Your instructions → Gather all lines in the data that hold the string "JSON".

____

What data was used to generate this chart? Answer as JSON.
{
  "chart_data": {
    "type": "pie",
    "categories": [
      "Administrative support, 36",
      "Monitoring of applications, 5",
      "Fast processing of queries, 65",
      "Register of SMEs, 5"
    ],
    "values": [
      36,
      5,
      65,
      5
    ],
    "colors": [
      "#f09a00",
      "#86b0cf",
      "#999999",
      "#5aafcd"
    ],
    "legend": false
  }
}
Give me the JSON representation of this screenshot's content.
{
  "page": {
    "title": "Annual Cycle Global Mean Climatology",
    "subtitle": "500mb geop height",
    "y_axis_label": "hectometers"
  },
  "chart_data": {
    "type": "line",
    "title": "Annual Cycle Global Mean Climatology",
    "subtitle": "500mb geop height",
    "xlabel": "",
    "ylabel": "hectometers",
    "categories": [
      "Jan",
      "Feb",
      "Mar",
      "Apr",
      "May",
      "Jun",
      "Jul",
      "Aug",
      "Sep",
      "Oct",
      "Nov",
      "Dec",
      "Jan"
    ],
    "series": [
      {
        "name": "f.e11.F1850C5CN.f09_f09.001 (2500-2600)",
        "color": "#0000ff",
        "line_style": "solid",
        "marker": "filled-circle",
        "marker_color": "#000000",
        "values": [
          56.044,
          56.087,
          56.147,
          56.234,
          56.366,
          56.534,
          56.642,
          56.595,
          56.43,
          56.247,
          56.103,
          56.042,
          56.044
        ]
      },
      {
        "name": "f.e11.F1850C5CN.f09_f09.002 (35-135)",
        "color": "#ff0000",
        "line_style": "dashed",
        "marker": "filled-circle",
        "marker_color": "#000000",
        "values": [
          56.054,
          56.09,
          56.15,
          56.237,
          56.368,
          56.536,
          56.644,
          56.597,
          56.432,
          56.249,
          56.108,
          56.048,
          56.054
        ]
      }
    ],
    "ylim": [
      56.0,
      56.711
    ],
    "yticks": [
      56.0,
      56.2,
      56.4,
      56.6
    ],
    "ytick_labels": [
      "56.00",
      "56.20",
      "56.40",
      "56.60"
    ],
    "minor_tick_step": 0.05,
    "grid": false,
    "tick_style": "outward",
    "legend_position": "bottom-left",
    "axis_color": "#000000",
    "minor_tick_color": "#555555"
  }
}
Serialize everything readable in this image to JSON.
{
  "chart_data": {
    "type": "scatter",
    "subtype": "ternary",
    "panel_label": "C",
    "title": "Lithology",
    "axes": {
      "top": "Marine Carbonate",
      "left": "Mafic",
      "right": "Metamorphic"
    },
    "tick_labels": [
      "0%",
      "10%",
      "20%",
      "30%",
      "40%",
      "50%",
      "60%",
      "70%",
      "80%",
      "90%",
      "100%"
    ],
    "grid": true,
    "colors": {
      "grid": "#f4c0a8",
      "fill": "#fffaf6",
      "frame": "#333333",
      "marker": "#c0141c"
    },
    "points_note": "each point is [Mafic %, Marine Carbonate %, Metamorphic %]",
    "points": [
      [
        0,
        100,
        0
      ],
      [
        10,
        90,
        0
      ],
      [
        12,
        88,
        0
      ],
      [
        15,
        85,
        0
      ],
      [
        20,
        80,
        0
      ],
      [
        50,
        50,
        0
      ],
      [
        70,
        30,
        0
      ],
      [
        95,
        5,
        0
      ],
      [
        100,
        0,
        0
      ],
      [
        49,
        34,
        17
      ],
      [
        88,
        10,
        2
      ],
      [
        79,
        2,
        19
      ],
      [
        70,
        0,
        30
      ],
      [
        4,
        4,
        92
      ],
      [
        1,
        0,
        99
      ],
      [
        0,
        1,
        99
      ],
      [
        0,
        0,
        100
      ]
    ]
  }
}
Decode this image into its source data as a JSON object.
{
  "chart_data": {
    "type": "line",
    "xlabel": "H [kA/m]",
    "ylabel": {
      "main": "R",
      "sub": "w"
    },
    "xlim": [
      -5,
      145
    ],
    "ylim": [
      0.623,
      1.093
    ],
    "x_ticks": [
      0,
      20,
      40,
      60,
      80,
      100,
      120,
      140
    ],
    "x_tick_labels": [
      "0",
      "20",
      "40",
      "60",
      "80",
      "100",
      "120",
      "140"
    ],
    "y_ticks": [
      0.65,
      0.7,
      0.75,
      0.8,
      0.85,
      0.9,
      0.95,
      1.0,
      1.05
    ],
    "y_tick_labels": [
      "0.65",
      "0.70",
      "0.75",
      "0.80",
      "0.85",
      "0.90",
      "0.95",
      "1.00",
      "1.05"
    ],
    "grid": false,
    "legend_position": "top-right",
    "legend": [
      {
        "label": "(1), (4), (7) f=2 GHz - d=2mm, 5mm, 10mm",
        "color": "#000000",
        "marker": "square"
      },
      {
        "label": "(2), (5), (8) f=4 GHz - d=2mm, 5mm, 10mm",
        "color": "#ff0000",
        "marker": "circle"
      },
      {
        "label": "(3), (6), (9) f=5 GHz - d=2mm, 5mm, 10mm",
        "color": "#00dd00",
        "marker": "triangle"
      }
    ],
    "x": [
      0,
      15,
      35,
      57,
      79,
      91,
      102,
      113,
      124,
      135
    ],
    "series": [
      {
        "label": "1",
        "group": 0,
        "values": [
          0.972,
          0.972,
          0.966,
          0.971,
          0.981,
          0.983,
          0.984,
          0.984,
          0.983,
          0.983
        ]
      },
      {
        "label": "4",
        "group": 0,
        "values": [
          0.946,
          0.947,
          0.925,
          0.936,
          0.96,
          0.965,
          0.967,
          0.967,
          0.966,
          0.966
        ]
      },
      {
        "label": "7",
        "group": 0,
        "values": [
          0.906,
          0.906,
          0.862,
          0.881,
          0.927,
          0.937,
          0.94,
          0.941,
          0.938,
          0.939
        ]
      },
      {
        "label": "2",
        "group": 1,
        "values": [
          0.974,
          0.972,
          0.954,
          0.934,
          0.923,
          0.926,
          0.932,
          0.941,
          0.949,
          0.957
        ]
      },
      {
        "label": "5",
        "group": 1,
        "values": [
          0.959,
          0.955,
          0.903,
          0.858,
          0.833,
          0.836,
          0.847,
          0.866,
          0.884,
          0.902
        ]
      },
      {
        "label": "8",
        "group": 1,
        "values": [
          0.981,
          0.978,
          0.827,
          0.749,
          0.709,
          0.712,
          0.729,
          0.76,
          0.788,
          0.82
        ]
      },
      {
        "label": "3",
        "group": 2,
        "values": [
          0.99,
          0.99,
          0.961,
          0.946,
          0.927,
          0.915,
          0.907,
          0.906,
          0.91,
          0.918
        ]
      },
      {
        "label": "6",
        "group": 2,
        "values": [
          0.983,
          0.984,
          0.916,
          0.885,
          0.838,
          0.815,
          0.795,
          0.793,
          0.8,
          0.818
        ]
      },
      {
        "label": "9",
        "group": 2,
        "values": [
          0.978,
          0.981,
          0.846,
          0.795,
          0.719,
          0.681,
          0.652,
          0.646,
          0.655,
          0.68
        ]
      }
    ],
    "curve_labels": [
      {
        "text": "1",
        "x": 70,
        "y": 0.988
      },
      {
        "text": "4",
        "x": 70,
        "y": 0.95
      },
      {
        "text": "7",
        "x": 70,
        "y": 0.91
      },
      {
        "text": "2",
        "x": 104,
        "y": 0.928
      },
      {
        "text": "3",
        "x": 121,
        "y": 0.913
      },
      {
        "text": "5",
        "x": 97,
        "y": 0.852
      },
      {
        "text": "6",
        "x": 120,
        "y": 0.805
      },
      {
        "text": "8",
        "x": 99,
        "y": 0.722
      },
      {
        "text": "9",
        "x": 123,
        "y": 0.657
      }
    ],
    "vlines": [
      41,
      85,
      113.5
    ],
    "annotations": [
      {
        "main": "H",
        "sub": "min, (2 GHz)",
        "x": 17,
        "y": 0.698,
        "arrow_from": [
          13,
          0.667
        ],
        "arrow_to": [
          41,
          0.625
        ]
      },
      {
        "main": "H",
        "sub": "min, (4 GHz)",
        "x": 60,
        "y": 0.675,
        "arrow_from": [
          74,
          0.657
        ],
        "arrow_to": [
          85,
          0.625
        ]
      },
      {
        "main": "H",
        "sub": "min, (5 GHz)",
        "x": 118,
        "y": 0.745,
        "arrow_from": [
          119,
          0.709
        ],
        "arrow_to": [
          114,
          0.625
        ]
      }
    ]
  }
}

____

Response to this exercise →
What data was used to generate this chart? Answer as JSON.
Give me the JSON representation of this screenshot's content.
Serialize everything readable in this image to JSON.
Decode this image into its source data as a JSON object.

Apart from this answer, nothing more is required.